**Task details:** Determine the number of lines containing the word "meeting". Reply with it and nothing else.

Lines of data:

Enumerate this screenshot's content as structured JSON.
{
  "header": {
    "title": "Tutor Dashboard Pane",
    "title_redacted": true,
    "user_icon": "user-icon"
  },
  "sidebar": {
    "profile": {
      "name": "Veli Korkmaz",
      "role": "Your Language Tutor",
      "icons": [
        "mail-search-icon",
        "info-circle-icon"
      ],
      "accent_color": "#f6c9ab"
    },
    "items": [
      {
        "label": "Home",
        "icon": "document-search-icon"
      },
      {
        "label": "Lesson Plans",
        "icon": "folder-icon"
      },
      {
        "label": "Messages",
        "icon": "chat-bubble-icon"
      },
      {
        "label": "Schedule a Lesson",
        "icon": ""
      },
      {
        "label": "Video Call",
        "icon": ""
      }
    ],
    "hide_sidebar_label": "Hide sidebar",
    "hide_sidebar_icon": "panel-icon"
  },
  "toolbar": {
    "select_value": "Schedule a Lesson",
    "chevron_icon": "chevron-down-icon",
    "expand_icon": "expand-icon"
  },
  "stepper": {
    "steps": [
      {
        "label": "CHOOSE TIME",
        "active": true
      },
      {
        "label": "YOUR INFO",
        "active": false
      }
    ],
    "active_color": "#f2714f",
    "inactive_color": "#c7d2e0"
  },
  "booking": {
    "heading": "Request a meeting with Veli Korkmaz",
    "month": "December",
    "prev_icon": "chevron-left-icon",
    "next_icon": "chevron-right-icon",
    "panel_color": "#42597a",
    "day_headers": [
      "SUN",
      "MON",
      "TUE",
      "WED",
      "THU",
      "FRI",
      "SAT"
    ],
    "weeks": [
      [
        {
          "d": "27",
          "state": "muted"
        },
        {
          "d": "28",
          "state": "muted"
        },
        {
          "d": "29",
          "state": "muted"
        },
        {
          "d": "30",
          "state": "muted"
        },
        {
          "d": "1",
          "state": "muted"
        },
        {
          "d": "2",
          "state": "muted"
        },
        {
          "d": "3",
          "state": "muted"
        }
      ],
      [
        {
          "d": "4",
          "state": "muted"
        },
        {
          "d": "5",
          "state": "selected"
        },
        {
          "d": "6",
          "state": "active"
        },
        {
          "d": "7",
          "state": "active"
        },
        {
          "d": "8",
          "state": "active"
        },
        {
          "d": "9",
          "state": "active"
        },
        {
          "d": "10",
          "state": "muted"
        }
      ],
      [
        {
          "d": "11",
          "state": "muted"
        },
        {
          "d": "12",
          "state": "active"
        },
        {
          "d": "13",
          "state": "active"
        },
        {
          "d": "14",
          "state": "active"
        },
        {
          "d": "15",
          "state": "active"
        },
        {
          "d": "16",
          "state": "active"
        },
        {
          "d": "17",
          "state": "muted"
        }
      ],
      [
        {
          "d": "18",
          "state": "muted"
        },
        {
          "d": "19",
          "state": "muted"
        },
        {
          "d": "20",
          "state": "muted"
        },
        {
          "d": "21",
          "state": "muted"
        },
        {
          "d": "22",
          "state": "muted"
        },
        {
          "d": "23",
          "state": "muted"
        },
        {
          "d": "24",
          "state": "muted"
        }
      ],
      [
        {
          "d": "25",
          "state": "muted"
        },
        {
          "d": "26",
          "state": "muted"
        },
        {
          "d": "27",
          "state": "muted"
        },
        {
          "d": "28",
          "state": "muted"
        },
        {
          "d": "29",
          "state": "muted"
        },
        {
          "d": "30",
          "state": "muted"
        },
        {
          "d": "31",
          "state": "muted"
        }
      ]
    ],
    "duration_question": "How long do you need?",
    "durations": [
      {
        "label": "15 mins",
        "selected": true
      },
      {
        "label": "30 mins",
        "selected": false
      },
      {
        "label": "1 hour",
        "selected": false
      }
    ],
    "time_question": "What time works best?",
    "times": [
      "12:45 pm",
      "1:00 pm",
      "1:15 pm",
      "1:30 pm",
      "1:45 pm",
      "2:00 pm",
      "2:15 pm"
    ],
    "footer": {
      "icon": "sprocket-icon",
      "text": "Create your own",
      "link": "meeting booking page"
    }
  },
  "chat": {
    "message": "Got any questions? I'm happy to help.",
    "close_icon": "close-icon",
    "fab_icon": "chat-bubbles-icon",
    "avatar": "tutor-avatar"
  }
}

**Solution for this problem:** 2